[Dataset entries]
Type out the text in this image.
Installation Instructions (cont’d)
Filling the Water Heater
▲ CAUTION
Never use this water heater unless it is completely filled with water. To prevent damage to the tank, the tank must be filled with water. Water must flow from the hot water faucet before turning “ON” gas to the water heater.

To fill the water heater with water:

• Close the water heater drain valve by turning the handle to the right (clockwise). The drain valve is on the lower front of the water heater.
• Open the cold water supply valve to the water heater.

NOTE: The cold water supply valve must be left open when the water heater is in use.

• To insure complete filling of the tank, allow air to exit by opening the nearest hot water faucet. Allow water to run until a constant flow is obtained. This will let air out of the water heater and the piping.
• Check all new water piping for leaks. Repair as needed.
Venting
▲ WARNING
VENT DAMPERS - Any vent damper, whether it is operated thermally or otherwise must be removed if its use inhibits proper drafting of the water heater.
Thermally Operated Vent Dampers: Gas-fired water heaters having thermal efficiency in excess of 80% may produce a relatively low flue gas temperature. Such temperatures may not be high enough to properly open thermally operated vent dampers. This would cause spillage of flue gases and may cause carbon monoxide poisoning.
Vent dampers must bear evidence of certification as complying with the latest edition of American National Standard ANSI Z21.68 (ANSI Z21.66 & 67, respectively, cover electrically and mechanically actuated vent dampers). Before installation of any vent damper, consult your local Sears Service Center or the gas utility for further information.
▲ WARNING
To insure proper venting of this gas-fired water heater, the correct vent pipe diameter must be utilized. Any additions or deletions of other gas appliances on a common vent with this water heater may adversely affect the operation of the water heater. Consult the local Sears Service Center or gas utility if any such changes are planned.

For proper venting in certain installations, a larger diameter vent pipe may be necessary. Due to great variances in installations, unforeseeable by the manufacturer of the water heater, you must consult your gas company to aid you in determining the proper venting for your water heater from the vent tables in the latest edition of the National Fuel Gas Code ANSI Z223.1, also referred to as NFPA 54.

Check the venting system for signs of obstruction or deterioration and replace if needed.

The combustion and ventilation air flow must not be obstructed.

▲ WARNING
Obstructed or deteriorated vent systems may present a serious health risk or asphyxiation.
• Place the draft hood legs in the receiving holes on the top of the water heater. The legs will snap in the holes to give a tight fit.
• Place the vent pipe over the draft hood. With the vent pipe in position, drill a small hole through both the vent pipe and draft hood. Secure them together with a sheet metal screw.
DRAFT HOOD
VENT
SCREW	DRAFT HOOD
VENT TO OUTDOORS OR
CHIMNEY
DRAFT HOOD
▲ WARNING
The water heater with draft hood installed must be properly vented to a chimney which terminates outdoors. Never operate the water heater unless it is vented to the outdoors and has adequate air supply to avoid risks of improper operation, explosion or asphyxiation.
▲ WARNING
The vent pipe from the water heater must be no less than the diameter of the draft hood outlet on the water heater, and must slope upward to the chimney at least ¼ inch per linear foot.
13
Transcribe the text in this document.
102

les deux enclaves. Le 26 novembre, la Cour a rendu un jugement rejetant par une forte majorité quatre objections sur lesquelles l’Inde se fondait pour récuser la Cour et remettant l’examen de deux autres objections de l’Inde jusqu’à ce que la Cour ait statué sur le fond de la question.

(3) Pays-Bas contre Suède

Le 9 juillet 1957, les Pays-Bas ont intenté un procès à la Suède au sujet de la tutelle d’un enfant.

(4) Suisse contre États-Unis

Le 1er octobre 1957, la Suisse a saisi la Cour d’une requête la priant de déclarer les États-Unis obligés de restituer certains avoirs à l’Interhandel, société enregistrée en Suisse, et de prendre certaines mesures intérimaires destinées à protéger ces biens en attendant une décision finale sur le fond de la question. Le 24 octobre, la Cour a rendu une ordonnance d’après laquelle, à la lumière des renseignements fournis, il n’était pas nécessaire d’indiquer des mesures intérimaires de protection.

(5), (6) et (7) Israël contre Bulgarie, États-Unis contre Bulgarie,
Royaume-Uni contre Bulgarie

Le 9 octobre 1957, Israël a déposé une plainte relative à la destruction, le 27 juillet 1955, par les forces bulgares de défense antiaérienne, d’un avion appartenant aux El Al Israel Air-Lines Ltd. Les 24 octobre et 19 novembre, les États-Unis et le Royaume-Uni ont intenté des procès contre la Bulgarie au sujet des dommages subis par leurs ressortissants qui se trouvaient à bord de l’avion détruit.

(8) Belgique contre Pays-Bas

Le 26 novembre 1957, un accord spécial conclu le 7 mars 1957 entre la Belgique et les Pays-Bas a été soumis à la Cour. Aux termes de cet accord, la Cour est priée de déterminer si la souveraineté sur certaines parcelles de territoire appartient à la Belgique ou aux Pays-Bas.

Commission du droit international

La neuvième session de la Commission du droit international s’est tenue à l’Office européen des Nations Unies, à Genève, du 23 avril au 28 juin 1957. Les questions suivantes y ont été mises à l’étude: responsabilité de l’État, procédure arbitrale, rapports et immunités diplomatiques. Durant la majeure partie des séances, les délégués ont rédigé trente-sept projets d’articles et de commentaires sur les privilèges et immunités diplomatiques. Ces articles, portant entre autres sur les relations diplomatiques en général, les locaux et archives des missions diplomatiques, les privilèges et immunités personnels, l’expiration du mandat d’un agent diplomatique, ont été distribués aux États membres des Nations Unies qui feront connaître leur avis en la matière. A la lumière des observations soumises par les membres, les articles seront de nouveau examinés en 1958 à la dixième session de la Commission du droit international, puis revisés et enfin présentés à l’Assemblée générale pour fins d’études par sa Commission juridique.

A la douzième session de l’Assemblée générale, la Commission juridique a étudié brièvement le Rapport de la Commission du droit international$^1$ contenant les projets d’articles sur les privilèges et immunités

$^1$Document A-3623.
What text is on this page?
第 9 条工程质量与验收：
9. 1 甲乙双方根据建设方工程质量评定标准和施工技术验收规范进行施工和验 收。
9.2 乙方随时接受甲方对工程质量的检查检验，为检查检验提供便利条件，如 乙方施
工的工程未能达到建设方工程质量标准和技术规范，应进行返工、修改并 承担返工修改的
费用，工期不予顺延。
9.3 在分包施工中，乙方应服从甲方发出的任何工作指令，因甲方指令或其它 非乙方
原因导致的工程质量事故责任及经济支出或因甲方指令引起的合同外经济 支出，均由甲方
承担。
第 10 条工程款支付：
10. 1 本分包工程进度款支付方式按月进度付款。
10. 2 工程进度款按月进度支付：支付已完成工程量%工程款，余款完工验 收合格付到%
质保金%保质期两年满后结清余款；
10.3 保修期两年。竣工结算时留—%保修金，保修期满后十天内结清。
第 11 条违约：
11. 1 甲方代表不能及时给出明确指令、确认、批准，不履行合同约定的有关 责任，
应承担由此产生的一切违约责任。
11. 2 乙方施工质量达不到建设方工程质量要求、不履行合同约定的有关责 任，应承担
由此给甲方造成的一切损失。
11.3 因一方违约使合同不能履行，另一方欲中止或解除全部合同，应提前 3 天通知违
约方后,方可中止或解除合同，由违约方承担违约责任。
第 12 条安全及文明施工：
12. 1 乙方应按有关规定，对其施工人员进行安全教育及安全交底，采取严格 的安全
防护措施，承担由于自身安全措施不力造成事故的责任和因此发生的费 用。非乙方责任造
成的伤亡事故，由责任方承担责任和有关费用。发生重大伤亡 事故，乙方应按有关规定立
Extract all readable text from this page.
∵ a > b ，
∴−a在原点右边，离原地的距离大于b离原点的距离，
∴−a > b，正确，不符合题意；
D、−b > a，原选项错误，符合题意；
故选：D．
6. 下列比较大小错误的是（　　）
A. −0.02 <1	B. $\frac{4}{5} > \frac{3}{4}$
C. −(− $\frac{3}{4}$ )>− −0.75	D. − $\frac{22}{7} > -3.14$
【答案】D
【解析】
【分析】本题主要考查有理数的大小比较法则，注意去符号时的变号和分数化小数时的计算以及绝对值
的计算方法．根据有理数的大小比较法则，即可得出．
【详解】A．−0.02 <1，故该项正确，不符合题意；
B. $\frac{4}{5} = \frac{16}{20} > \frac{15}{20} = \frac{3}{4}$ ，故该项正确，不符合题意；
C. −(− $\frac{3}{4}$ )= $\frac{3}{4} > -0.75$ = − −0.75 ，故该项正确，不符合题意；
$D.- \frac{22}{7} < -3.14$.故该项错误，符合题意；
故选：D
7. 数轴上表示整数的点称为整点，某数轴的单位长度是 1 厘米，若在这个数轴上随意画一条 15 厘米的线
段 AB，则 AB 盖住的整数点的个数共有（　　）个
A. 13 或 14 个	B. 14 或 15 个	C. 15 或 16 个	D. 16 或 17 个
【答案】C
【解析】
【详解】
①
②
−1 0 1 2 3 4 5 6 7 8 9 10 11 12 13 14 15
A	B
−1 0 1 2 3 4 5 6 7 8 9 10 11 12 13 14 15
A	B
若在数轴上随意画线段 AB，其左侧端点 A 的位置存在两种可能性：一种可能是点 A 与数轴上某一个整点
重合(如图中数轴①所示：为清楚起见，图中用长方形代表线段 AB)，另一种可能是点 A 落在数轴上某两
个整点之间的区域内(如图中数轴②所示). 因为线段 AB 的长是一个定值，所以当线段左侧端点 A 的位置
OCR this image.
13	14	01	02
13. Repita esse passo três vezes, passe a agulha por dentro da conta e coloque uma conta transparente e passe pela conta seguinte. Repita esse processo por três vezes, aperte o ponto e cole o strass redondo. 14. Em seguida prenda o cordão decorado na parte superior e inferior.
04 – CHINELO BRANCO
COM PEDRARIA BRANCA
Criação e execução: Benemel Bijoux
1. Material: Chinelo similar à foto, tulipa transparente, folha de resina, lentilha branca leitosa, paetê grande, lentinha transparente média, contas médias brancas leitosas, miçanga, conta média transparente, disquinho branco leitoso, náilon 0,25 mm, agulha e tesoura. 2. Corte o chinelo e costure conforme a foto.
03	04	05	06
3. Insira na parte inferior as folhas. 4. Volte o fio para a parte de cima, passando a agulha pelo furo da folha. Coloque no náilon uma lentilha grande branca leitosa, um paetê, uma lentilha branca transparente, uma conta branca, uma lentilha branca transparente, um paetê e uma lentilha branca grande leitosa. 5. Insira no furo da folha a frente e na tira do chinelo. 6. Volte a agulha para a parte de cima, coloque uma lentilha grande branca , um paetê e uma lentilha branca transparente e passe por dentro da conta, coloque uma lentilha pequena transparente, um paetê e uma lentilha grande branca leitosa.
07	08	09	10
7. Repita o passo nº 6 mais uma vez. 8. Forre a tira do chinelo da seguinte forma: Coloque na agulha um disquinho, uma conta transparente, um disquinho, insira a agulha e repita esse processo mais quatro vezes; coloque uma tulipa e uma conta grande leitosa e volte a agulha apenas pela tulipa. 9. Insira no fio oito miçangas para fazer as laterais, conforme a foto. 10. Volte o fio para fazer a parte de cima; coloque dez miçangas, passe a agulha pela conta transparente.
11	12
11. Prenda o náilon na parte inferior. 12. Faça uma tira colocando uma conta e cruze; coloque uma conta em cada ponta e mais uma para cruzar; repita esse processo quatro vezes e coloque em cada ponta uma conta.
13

[What you should do] Pick out each line containing "from" and report it.

[Exercise answer]
Never use this water heater unless it is completely filled with water. To prevent damage to the tank, the tank must be filled with water. Water must flow from the hot water faucet before turning “ON” gas to the water heater.
For proper venting in certain installations, a larger diameter vent pipe may be necessary. Due to great variances in installations, unforeseeable by the manufacturer of the water heater, you must consult your gas company to aid you in determining the proper venting for your water heater from the vent tables in the latest edition of the National Fuel Gas Code ANSI Z223.1, also referred to as NFPA 54.
The vent pipe from the water heater must be no less than the diameter of the draft hood outlet on the water heater, and must slope upward to the chimney at least ¼ inch per linear foot.
Extract all readable text from this page.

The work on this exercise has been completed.